- Short task
Locate every line that holds the string "squared" and copy it.

- Data for processing

+ + + + +

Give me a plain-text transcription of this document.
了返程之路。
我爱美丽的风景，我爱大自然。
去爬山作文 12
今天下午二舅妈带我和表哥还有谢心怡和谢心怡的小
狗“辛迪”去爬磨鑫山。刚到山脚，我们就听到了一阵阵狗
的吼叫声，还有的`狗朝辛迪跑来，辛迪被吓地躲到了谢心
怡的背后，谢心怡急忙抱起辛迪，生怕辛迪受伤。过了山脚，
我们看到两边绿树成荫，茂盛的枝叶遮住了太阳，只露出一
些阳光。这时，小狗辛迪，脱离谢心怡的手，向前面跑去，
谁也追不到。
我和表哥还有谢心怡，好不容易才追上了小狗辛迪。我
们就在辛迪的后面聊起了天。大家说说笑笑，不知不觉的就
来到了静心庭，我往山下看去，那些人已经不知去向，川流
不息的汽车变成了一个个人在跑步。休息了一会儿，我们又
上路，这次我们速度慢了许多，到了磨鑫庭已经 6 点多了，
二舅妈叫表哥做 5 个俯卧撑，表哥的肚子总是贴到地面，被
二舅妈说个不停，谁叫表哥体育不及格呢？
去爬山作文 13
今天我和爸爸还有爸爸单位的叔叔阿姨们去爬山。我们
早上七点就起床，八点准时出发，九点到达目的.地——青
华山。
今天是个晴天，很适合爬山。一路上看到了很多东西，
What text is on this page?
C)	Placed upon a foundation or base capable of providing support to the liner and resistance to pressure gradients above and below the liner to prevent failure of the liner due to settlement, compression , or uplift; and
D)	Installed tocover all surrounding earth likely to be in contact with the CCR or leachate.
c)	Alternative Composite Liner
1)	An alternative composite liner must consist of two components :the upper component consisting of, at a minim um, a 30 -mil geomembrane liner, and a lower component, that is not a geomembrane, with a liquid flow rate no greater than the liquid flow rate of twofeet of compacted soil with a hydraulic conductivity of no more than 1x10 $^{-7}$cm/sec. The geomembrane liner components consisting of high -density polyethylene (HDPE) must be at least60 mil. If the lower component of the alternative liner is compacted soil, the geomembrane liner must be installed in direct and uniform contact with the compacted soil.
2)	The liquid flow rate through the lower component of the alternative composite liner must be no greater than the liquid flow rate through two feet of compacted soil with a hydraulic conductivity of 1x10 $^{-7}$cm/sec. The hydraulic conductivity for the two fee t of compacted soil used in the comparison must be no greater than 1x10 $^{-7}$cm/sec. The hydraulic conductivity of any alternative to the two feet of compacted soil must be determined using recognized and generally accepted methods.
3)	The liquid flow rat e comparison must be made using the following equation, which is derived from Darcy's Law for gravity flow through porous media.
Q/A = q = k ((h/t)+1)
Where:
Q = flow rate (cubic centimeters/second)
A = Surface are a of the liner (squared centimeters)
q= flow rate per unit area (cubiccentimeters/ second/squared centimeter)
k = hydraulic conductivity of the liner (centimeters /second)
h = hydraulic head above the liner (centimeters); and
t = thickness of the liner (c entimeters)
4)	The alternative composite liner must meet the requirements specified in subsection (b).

+ + + + +

- Written response
A = Surface are a of the liner (squared centimeters)
q= flow rate per unit area (cubiccentimeters/ second/squared centimeter)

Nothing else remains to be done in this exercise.